[Lines of data]
===============
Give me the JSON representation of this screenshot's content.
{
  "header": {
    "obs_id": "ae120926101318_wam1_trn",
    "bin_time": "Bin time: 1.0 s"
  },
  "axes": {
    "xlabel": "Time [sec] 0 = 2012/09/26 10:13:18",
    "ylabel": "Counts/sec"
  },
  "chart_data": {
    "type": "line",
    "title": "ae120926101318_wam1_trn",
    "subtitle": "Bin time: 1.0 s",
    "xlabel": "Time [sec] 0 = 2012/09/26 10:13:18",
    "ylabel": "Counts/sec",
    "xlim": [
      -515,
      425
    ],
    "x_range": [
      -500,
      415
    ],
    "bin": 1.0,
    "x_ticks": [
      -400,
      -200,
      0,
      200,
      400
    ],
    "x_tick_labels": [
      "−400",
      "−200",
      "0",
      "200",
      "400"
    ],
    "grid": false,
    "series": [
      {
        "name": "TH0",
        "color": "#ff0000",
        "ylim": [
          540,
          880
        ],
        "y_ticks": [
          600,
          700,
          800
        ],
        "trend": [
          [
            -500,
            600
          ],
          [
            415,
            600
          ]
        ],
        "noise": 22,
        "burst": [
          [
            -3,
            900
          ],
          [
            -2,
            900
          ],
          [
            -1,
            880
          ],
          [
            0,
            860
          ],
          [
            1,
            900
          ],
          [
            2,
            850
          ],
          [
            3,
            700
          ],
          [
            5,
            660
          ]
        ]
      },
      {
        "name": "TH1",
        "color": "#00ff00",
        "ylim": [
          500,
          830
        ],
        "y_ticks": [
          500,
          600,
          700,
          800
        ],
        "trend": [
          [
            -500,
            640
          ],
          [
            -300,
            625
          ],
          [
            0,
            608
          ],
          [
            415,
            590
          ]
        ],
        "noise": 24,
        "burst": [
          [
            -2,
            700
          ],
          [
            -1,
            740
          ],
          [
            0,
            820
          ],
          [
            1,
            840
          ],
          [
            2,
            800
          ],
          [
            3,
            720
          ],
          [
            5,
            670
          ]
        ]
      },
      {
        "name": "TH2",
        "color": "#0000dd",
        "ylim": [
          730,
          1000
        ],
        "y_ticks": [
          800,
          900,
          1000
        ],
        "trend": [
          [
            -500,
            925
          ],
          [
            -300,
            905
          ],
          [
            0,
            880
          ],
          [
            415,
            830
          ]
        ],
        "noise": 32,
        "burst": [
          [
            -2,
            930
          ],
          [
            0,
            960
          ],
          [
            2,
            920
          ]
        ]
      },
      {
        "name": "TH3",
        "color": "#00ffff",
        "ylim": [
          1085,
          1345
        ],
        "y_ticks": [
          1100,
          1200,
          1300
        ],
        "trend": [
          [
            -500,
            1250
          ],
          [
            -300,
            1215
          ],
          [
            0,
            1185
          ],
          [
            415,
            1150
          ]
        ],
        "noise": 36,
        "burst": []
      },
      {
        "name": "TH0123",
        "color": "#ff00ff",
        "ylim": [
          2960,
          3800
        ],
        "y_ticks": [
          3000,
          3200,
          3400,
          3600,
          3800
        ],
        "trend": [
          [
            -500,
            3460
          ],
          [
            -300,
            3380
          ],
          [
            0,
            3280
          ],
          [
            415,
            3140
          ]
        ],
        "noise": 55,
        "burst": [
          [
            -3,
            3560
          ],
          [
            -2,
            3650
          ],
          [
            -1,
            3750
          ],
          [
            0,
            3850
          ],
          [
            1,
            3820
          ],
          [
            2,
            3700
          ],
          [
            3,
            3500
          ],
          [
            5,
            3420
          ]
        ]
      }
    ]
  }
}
===============
> _Problem description_
Write the listing out again, exactly as it reads.

> _Solution to this exercise_
Give me the JSON representation of this screenshot's content.
{
  "header": {
    "obs_id": "ae120926101318_wam1_trn",
    "bin_time": "Bin time: 1.0 s"
  },
  "axes": {
    "xlabel": "Time [sec] 0 = 2012/09/26 10:13:18",
    "ylabel": "Counts/sec"
  },
  "chart_data": {
    "type": "line",
    "title": "ae120926101318_wam1_trn",
    "subtitle": "Bin time: 1.0 s",
    "xlabel": "Time [sec] 0 = 2012/09/26 10:13:18",
    "ylabel": "Counts/sec",
    "xlim": [
      -515,
      425
    ],
    "x_range": [
      -500,
      415
    ],
    "bin": 1.0,
    "x_ticks": [
      -400,
      -200,
      0,
      200,
      400
    ],
    "x_tick_labels": [
      "−400",
      "−200",
      "0",
      "200",
      "400"
    ],
    "grid": false,
    "series": [
      {
        "name": "TH0",
        "color": "#ff0000",
        "ylim": [
          540,
          880
        ],
        "y_ticks": [
          600,
          700,
          800
        ],
        "trend": [
          [
            -500,
            600
          ],
          [
            415,
            600
          ]
        ],
        "noise": 22,
        "burst": [
          [
            -3,
            900
          ],
          [
            -2,
            900
          ],
          [
            -1,
            880
          ],
          [
            0,
            860
          ],
          [
            1,
            900
          ],
          [
            2,
            850
          ],
          [
            3,
            700
          ],
          [
            5,
            660
          ]
        ]
      },
      {
        "name": "TH1",
        "color": "#00ff00",
        "ylim": [
          500,
          830
        ],
        "y_ticks": [
          500,
          600,
          700,
          800
        ],
        "trend": [
          [
            -500,
            640
          ],
          [
            -300,
            625
          ],
          [
            0,
            608
          ],
          [
            415,
            590
          ]
        ],
        "noise": 24,
        "burst": [
          [
            -2,
            700
          ],
          [
            -1,
            740
          ],
          [
            0,
            820
          ],
          [
            1,
            840
          ],
          [
            2,
            800
          ],
          [
            3,
            720
          ],
          [
            5,
            670
          ]
        ]
      },
      {
        "name": "TH2",
        "color": "#0000dd",
        "ylim": [
          730,
          1000
        ],
        "y_ticks": [
          800,
          900,
          1000
        ],
        "trend": [
          [
            -500,
            925
          ],
          [
            -300,
            905
          ],
          [
            0,
            880
          ],
          [
            415,
            830
          ]
        ],
        "noise": 32,
        "burst": [
          [
            -2,
            930
          ],
          [
            0,
            960
          ],
          [
            2,
            920
          ]
        ]
      },
      {
        "name": "TH3",
        "color": "#00ffff",
        "ylim": [
          1085,
          1345
        ],
        "y_ticks": [
          1100,
          1200,
          1300
        ],
        "trend": [
          [
            -500,
            1250
          ],
          [
            -300,
            1215
          ],
          [
            0,
            1185
          ],
          [
            415,
            1150
          ]
        ],
        "noise": 36,
        "burst": []
      },
      {
        "name": "TH0123",
        "color": "#ff00ff",
        "ylim": [
          2960,
          3800
        ],
        "y_ticks": [
          3000,
          3200,
          3400,
          3600,
          3800
        ],
        "trend": [
          [
            -500,
            3460
          ],
          [
            -300,
            3380
          ],
          [
            0,
            3280
          ],
          [
            415,
            3140
          ]
        ],
        "noise": 55,
        "burst": [
          [
            -3,
            3560
          ],
          [
            -2,
            3650
          ],
          [
            -1,
            3750
          ],
          [
            0,
            3850
          ],
          [
            1,
            3820
          ],
          [
            2,
            3700
          ],
          [
            3,
            3500
          ],
          [
            5,
            3420
          ]
        ]
      }
    ]
  }
}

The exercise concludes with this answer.